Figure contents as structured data
--
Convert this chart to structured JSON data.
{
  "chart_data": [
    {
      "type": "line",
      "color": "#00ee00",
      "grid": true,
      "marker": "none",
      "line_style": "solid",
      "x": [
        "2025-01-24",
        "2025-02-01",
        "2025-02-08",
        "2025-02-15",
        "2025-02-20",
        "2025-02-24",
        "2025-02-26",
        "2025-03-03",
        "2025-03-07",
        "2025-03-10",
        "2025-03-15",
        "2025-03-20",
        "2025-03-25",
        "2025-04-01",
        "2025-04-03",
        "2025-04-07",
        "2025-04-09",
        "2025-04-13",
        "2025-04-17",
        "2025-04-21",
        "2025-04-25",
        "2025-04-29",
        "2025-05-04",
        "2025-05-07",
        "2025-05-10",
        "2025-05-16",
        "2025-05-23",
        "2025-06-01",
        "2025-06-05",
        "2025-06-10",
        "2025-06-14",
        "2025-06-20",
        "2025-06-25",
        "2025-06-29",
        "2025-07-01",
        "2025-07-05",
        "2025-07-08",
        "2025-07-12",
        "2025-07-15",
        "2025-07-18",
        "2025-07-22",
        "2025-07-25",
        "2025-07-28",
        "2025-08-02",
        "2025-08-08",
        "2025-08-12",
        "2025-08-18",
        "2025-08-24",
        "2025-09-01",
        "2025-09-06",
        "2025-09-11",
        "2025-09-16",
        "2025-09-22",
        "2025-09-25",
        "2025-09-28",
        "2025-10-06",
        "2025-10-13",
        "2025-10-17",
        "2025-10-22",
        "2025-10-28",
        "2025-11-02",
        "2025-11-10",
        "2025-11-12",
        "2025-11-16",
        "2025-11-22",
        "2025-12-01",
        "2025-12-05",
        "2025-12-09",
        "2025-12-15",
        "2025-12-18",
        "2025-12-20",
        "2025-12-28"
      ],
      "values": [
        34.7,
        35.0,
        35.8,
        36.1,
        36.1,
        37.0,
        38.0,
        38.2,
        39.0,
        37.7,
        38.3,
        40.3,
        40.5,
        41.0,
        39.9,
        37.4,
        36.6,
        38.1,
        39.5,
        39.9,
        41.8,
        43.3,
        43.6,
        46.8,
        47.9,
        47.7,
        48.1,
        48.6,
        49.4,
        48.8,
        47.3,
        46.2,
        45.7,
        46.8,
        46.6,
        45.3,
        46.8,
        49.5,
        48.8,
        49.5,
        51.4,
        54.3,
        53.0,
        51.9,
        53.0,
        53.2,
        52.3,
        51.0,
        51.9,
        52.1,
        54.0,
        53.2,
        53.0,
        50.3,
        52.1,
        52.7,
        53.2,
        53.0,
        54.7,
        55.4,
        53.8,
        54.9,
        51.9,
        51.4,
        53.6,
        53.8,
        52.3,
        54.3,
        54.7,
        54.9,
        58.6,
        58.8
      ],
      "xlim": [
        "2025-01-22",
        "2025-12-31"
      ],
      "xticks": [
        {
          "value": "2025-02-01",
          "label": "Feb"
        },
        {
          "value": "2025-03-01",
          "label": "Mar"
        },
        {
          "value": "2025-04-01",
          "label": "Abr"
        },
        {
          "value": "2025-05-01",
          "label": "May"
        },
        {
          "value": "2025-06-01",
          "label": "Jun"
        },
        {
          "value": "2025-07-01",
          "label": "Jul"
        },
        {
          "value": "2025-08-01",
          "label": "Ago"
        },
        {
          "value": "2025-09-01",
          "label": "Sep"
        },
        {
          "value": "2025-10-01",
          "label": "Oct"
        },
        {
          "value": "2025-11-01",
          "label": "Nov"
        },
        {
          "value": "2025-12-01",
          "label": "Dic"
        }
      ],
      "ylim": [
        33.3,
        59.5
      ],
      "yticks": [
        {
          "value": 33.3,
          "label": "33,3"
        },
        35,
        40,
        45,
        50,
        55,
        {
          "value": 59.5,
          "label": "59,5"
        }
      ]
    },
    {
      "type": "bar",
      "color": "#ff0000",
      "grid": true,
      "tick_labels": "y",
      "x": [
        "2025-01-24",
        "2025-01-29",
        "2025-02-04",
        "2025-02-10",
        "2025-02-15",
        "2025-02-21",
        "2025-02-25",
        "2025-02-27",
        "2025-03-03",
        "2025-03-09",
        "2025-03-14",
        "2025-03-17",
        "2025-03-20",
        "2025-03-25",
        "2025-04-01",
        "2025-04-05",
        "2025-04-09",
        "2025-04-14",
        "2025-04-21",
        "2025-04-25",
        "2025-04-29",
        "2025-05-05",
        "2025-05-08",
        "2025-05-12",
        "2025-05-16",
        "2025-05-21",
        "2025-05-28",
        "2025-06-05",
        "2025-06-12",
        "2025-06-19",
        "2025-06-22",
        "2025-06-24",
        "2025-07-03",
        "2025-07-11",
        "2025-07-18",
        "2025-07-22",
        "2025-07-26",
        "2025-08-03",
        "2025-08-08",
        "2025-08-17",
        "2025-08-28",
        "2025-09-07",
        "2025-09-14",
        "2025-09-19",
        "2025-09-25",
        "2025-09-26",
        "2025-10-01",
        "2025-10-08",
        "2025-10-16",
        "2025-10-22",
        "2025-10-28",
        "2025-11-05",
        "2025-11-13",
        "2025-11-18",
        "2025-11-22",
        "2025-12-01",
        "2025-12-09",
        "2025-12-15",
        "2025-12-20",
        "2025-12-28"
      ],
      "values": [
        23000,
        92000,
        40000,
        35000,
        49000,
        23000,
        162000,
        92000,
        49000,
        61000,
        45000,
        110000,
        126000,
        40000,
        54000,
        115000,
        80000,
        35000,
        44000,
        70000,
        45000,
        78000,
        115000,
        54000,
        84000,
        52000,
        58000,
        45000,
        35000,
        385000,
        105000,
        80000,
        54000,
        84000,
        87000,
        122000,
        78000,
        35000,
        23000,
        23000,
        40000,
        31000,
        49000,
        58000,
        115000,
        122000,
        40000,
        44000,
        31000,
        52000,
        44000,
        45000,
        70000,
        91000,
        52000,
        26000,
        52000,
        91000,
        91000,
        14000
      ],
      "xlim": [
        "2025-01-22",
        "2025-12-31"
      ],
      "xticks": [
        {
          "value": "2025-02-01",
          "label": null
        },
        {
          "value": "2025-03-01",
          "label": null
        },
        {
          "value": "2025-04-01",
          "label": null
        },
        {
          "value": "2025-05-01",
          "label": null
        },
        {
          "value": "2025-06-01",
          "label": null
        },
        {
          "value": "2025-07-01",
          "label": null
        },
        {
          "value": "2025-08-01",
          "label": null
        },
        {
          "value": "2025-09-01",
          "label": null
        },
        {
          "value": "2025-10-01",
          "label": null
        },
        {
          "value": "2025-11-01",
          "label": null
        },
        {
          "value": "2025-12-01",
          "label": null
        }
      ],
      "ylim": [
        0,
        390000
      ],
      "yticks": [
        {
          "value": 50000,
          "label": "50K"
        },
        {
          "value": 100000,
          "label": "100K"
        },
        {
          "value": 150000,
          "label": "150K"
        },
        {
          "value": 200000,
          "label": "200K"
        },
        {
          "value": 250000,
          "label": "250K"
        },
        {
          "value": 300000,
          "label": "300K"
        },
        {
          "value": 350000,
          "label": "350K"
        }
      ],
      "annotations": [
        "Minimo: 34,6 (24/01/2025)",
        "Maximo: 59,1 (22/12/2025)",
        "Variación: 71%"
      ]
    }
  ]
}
--
▶ WORK TO BE COMPLETED: Emit the full listing verbatim.

▶ ANSWER TO THE EXERCISE:
Convert this chart to structured JSON data.
{
  "chart_data": [
    {
      "type": "line",
      "color": "#00ee00",
      "grid": true,
      "marker": "none",
      "line_style": "solid",
      "x": [
        "2025-01-24",
        "2025-02-01",
        "2025-02-08",
        "2025-02-15",
        "2025-02-20",
        "2025-02-24",
        "2025-02-26",
        "2025-03-03",
        "2025-03-07",
        "2025-03-10",
        "2025-03-15",
        "2025-03-20",
        "2025-03-25",
        "2025-04-01",
        "2025-04-03",
        "2025-04-07",
        "2025-04-09",
        "2025-04-13",
        "2025-04-17",
        "2025-04-21",
        "2025-04-25",
        "2025-04-29",
        "2025-05-04",
        "2025-05-07",
        "2025-05-10",
        "2025-05-16",
        "2025-05-23",
        "2025-06-01",
        "2025-06-05",
        "2025-06-10",
        "2025-06-14",
        "2025-06-20",
        "2025-06-25",
        "2025-06-29",
        "2025-07-01",
        "2025-07-05",
        "2025-07-08",
        "2025-07-12",
        "2025-07-15",
        "2025-07-18",
        "2025-07-22",
        "2025-07-25",
        "2025-07-28",
        "2025-08-02",
        "2025-08-08",
        "2025-08-12",
        "2025-08-18",
        "2025-08-24",
        "2025-09-01",
        "2025-09-06",
        "2025-09-11",
        "2025-09-16",
        "2025-09-22",
        "2025-09-25",
        "2025-09-28",
        "2025-10-06",
        "2025-10-13",
        "2025-10-17",
        "2025-10-22",
        "2025-10-28",
        "2025-11-02",
        "2025-11-10",
        "2025-11-12",
        "2025-11-16",
        "2025-11-22",
        "2025-12-01",
        "2025-12-05",
        "2025-12-09",
        "2025-12-15",
        "2025-12-18",
        "2025-12-20",
        "2025-12-28"
      ],
      "values": [
        34.7,
        35.0,
        35.8,
        36.1,
        36.1,
        37.0,
        38.0,
        38.2,
        39.0,
        37.7,
        38.3,
        40.3,
        40.5,
        41.0,
        39.9,
        37.4,
        36.6,
        38.1,
        39.5,
        39.9,
        41.8,
        43.3,
        43.6,
        46.8,
        47.9,
        47.7,
        48.1,
        48.6,
        49.4,
        48.8,
        47.3,
        46.2,
        45.7,
        46.8,
        46.6,
        45.3,
        46.8,
        49.5,
        48.8,
        49.5,
        51.4,
        54.3,
        53.0,
        51.9,
        53.0,
        53.2,
        52.3,
        51.0,
        51.9,
        52.1,
        54.0,
        53.2,
        53.0,
        50.3,
        52.1,
        52.7,
        53.2,
        53.0,
        54.7,
        55.4,
        53.8,
        54.9,
        51.9,
        51.4,
        53.6,
        53.8,
        52.3,
        54.3,
        54.7,
        54.9,
        58.6,
        58.8
      ],
      "xlim": [
        "2025-01-22",
        "2025-12-31"
      ],
      "xticks": [
        {
          "value": "2025-02-01",
          "label": "Feb"
        },
        {
          "value": "2025-03-01",
          "label": "Mar"
        },
        {
          "value": "2025-04-01",
          "label": "Abr"
        },
        {
          "value": "2025-05-01",
          "label": "May"
        },
        {
          "value": "2025-06-01",
          "label": "Jun"
        },
        {
          "value": "2025-07-01",
          "label": "Jul"
        },
        {
          "value": "2025-08-01",
          "label": "Ago"
        },
        {
          "value": "2025-09-01",
          "label": "Sep"
        },
        {
          "value": "2025-10-01",
          "label": "Oct"
        },
        {
          "value": "2025-11-01",
          "label": "Nov"
        },
        {
          "value": "2025-12-01",
          "label": "Dic"
        }
      ],
      "ylim": [
        33.3,
        59.5
      ],
      "yticks": [
        {
          "value": 33.3,
          "label": "33,3"
        },
        35,
        40,
        45,
        50,
        55,
        {
          "value": 59.5,
          "label": "59,5"
        }
      ]
    },
    {
      "type": "bar",
      "color": "#ff0000",
      "grid": true,
      "tick_labels": "y",
      "x": [
        "2025-01-24",
        "2025-01-29",
        "2025-02-04",
        "2025-02-10",
        "2025-02-15",
        "2025-02-21",
        "2025-02-25",
        "2025-02-27",
        "2025-03-03",
        "2025-03-09",
        "2025-03-14",
        "2025-03-17",
        "2025-03-20",
        "2025-03-25",
        "2025-04-01",
        "2025-04-05",
        "2025-04-09",
        "2025-04-14",
        "2025-04-21",
        "2025-04-25",
        "2025-04-29",
        "2025-05-05",
        "2025-05-08",
        "2025-05-12",
        "2025-05-16",
        "2025-05-21",
        "2025-05-28",
        "2025-06-05",
        "2025-06-12",
        "2025-06-19",
        "2025-06-22",
        "2025-06-24",
        "2025-07-03",
        "2025-07-11",
        "2025-07-18",
        "2025-07-22",
        "2025-07-26",
        "2025-08-03",
        "2025-08-08",
        "2025-08-17",
        "2025-08-28",
        "2025-09-07",
        "2025-09-14",
        "2025-09-19",
        "2025-09-25",
        "2025-09-26",
        "2025-10-01",
        "2025-10-08",
        "2025-10-16",
        "2025-10-22",
        "2025-10-28",
        "2025-11-05",
        "2025-11-13",
        "2025-11-18",
        "2025-11-22",
        "2025-12-01",
        "2025-12-09",
        "2025-12-15",
        "2025-12-20",
        "2025-12-28"
      ],
      "values": [
        23000,
        92000,
        40000,
        35000,
        49000,
        23000,
        162000,
        92000,
        49000,
        61000,
        45000,
        110000,
        126000,
        40000,
        54000,
        115000,
        80000,
        35000,
        44000,
        70000,
        45000,
        78000,
        115000,
        54000,
        84000,
        52000,
        58000,
        45000,
        35000,
        385000,
        105000,
        80000,
        54000,
        84000,
        87000,
        122000,
        78000,
        35000,
        23000,
        23000,
        40000,
        31000,
        49000,
        58000,
        115000,
        122000,
        40000,
        44000,
        31000,
        52000,
        44000,
        45000,
        70000,
        91000,
        52000,
        26000,
        52000,
        91000,
        91000,
        14000
      ],
      "xlim": [
        "2025-01-22",
        "2025-12-31"
      ],
      "xticks": [
        {
          "value": "2025-02-01",
          "label": null
        },
        {
          "value": "2025-03-01",
          "label": null
        },
        {
          "value": "2025-04-01",
          "label": null
        },
        {
          "value": "2025-05-01",
          "label": null
        },
        {
          "value": "2025-06-01",
          "label": null
        },
        {
          "value": "2025-07-01",
          "label": null
        },
        {
          "value": "2025-08-01",
          "label": null
        },
        {
          "value": "2025-09-01",
          "label": null
        },
        {
          "value": "2025-10-01",
          "label": null
        },
        {
          "value": "2025-11-01",
          "label": null
        },
        {
          "value": "2025-12-01",
          "label": null
        }
      ],
      "ylim": [
        0,
        390000
      ],
      "yticks": [
        {
          "value": 50000,
          "label": "50K"
        },
        {
          "value": 100000,
          "label": "100K"
        },
        {
          "value": 150000,
          "label": "150K"
        },
        {
          "value": 200000,
          "label": "200K"
        },
        {
          "value": 250000,
          "label": "250K"
        },
        {
          "value": 300000,
          "label": "300K"
        },
        {
          "value": 350000,
          "label": "350K"
        }
      ],
      "annotations": [
        "Minimo: 34,6 (24/01/2025)",
        "Maximo: 59,1 (22/12/2025)",
        "Variación: 71%"
      ]
    }
  ]
}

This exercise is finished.